• **Input**

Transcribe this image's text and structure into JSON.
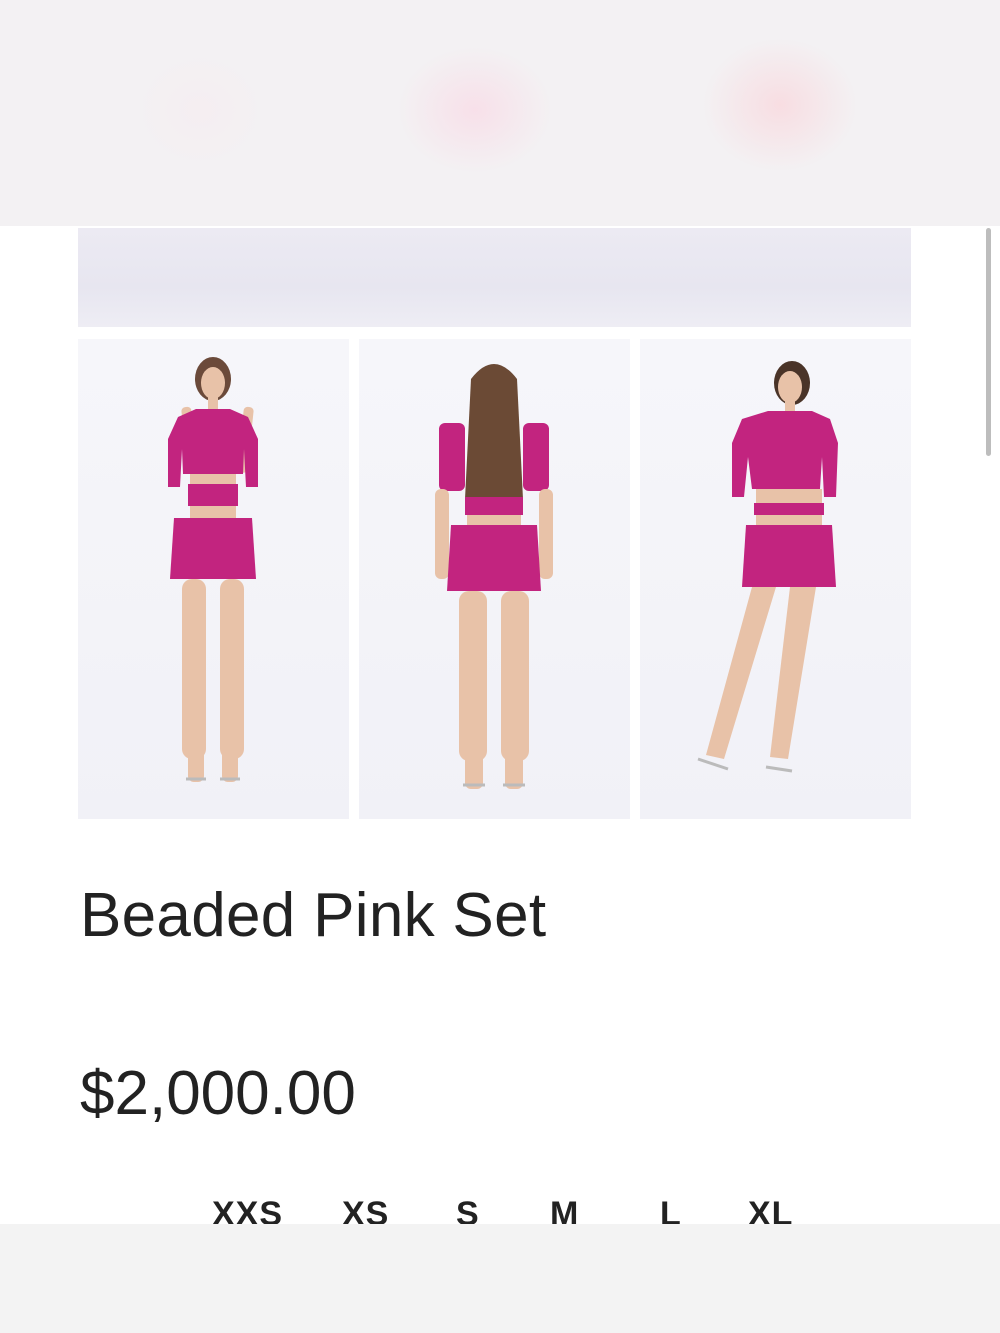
{
  "product": {
    "title": "Beaded Pink Set",
    "price": "$2,000.00"
  },
  "gallery": {
    "images": [
      {
        "name": "front-view"
      },
      {
        "name": "back-view"
      },
      {
        "name": "side-pose-view"
      }
    ]
  },
  "sizes": [
    "XXS",
    "XS",
    "S",
    "M",
    "L",
    "XL"
  ],
  "colors": {
    "sequin_pink": "#c2247f",
    "text": "#222222"
  }
}
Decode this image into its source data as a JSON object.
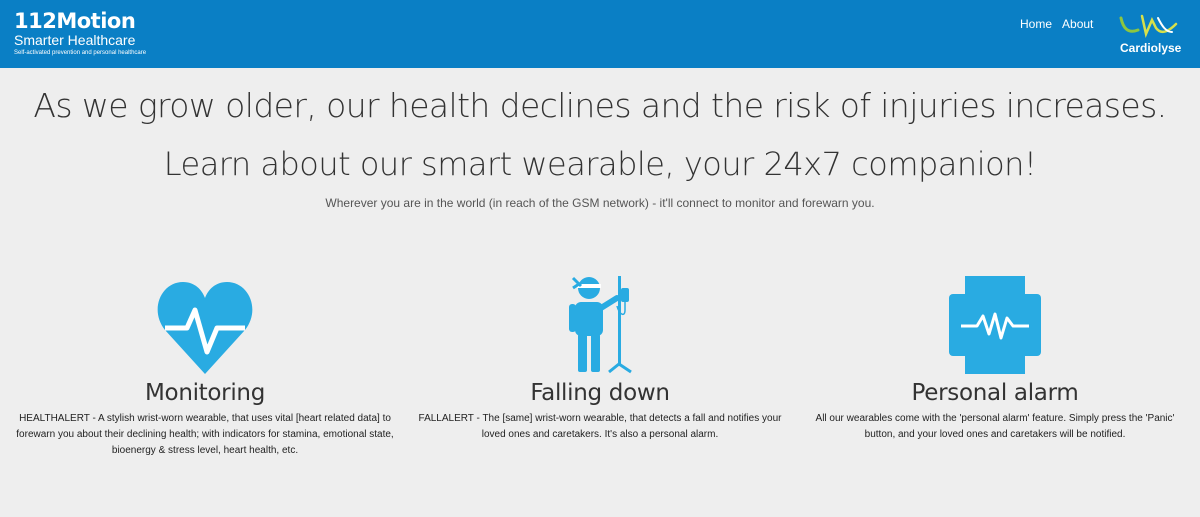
{
  "header": {
    "brand_name": "112Motion",
    "brand_subtitle": "Smarter Healthcare",
    "brand_tagline": "Self-activated prevention and personal healthcare",
    "nav": [
      "Home",
      "About"
    ],
    "partner_logo_text": "Cardiolyse",
    "colors": {
      "bar": "#0a7fc5",
      "accent_green": "#8dc63f"
    }
  },
  "hero": {
    "headline": "As we grow older, our health declines and the risk of injuries increases.",
    "subheadline": "Learn about our smart wearable, your 24x7 companion!",
    "note": "Wherever you are in the world (in reach of the GSM network) - it'll connect to monitor and forewarn you."
  },
  "features": [
    {
      "icon": "heart-pulse-icon",
      "title": "Monitoring",
      "text": "HEALTHALERT - A stylish wrist-worn wearable, that uses vital [heart related data] to forewarn you about their declining health; with indicators for stamina, emotional state, bioenergy & stress level, heart health, etc."
    },
    {
      "icon": "patient-iv-icon",
      "title": "Falling down",
      "text": "FALLALERT - The [same] wrist-worn wearable, that detects a fall and notifies your loved ones and caretakers. It's also a personal alarm."
    },
    {
      "icon": "watch-pulse-icon",
      "title": "Personal alarm",
      "text": "All our wearables come with the 'personal alarm' feature. Simply press the 'Panic' button, and your loved ones and caretakers will be notified."
    }
  ],
  "icon_color": "#29abe2"
}
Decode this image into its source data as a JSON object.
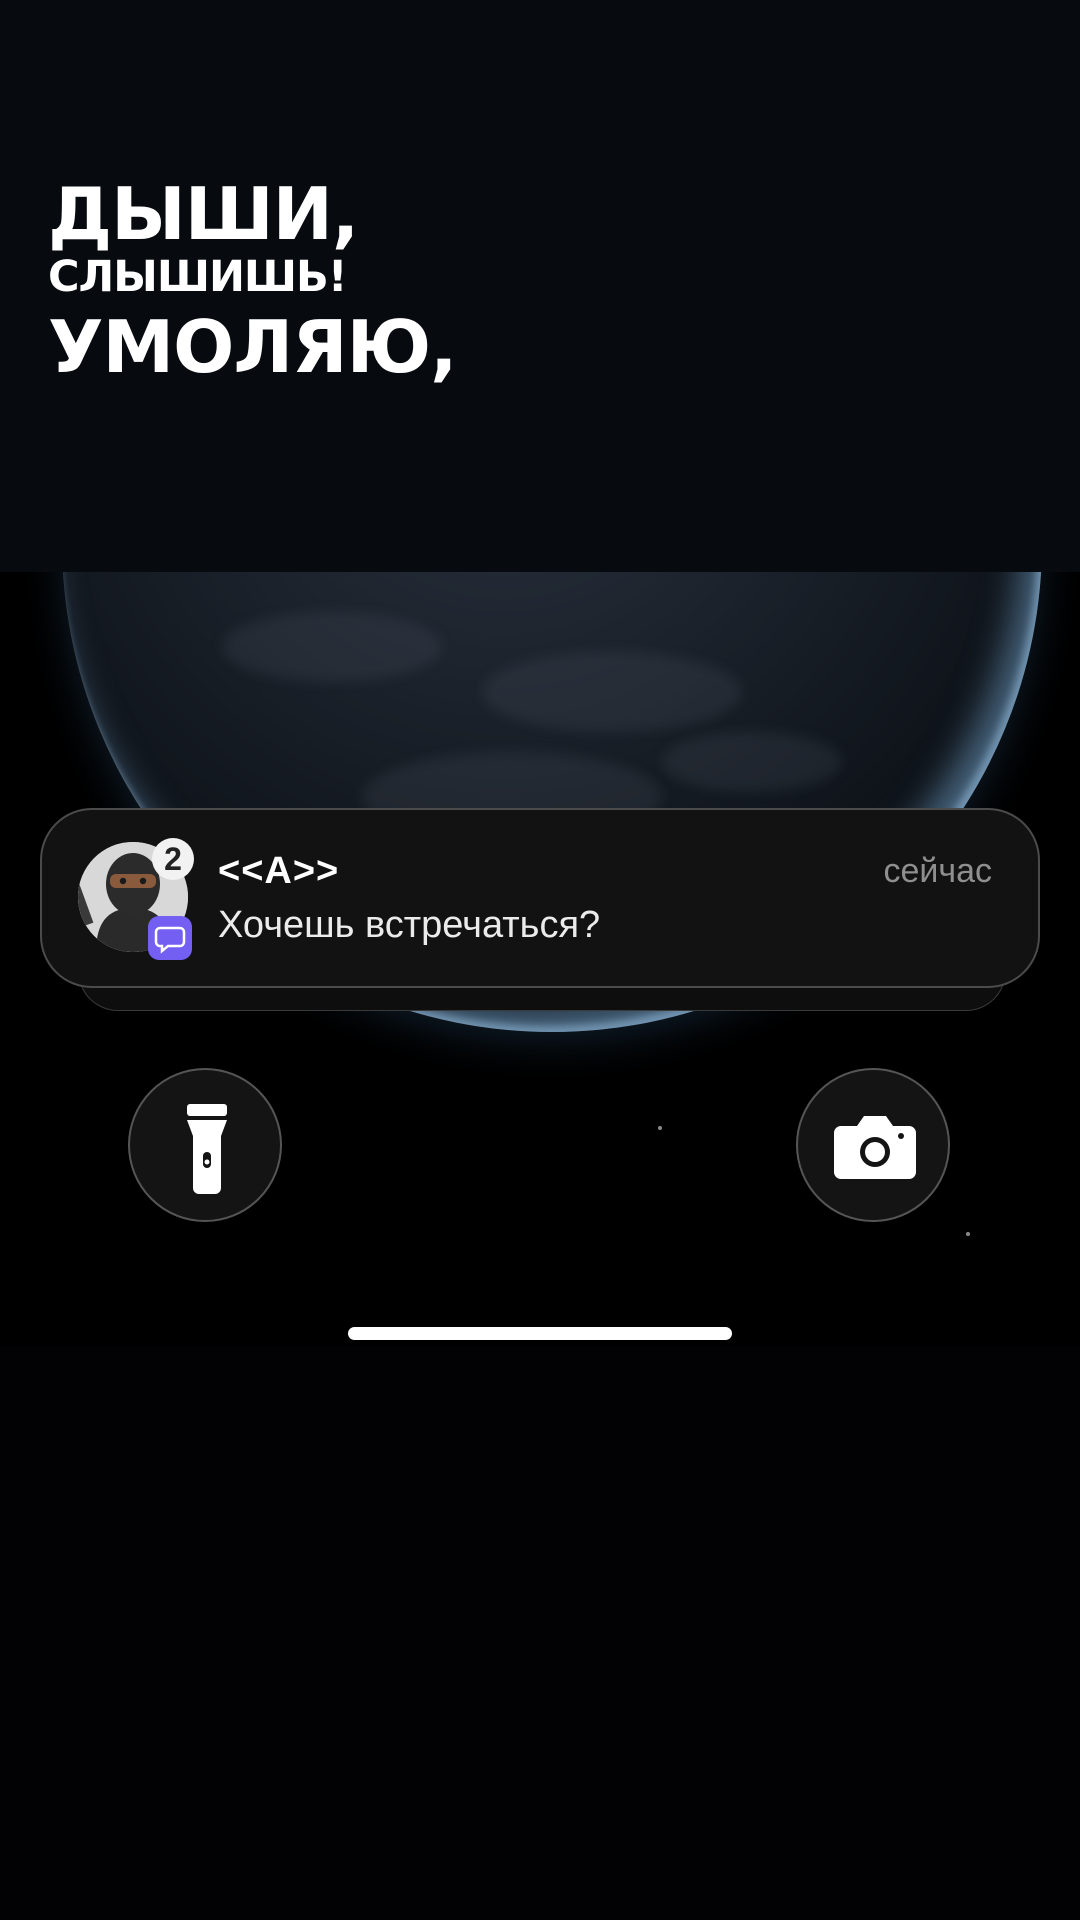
{
  "headline": {
    "line1": "ДЫШИ,",
    "line2": "СЛЫШИШЬ!",
    "line3": "УМОЛЯЮ,"
  },
  "notification": {
    "sender": "<<A>>",
    "time": "сейчас",
    "message": "Хочешь встречаться?",
    "badge_count": "2",
    "avatar_icon": "ninja-avatar-icon",
    "app_icon": "viber-app-icon",
    "app_color": "#7360f2"
  },
  "quick_actions": {
    "flashlight_icon": "flashlight-icon",
    "camera_icon": "camera-icon"
  },
  "colors": {
    "top_background": "#070b10",
    "lock_background": "#000000",
    "notification_background": "#121212",
    "time_text": "#8f8f8f"
  }
}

• **Challenge**
Quote all of the entries word for word, omitting any pictures.

• **Task output**
Transcribe this image's text and structure into JSON.
{
  "product": {
    "title": "Beaded Pink Set",
    "price": "$2,000.00"
  },
  "gallery": {
    "images": [
      {
        "name": "front-view"
      },
      {
        "name": "back-view"
      },
      {
        "name": "side-pose-view"
      }
    ]
  },
  "sizes": [
    "XXS",
    "XS",
    "S",
    "M",
    "L",
    "XL"
  ],
  "colors": {
    "sequin_pink": "#c2247f",
    "text": "#222222"
  }
}
Decode this image into its source data as a JSON object.
{
  "header": {
    "brand_name": "112Motion",
    "brand_subtitle": "Smarter Healthcare",
    "brand_tagline": "Self-activated prevention and personal healthcare",
    "nav": [
      "Home",
      "About"
    ],
    "partner_logo_text": "Cardiolyse",
    "colors": {
      "bar": "#0a7fc5",
      "accent_green": "#8dc63f"
    }
  },
  "hero": {
    "headline": "As we grow older, our health declines and the risk of injuries increases.",
    "subheadline": "Learn about our smart wearable, your 24x7 companion!",
    "note": "Wherever you are in the world (in reach of the GSM network) - it'll connect to monitor and forewarn you."
  },
  "features": [
    {
      "icon": "heart-pulse-icon",
      "title": "Monitoring",
      "text": "HEALTHALERT - A stylish wrist-worn wearable, that uses vital [heart related data] to forewarn you about their declining health; with indicators for stamina, emotional state, bioenergy & stress level, heart health, etc."
    },
    {
      "icon": "patient-iv-icon",
      "title": "Falling down",
      "text": "FALLALERT - The [same] wrist-worn wearable, that detects a fall and notifies your loved ones and caretakers. It's also a personal alarm."
    },
    {
      "icon": "watch-pulse-icon",
      "title": "Personal alarm",
      "text": "All our wearables come with the 'personal alarm' feature. Simply press the 'Panic' button, and your loved ones and caretakers will be notified."
    }
  ],
  "icon_color": "#29abe2"
}
Decode this image into its source data as a JSON object.
{
  "headline": {
    "line1": "ДЫШИ,",
    "line2": "СЛЫШИШЬ!",
    "line3": "УМОЛЯЮ,"
  },
  "notification": {
    "sender": "<<A>>",
    "time": "сейчас",
    "message": "Хочешь встречаться?",
    "badge_count": "2",
    "avatar_icon": "ninja-avatar-icon",
    "app_icon": "viber-app-icon",
    "app_color": "#7360f2"
  },
  "quick_actions": {
    "flashlight_icon": "flashlight-icon",
    "camera_icon": "camera-icon"
  },
  "colors": {
    "top_background": "#070b10",
    "lock_background": "#000000",
    "notification_background": "#121212",
    "time_text": "#8f8f8f"
  }
}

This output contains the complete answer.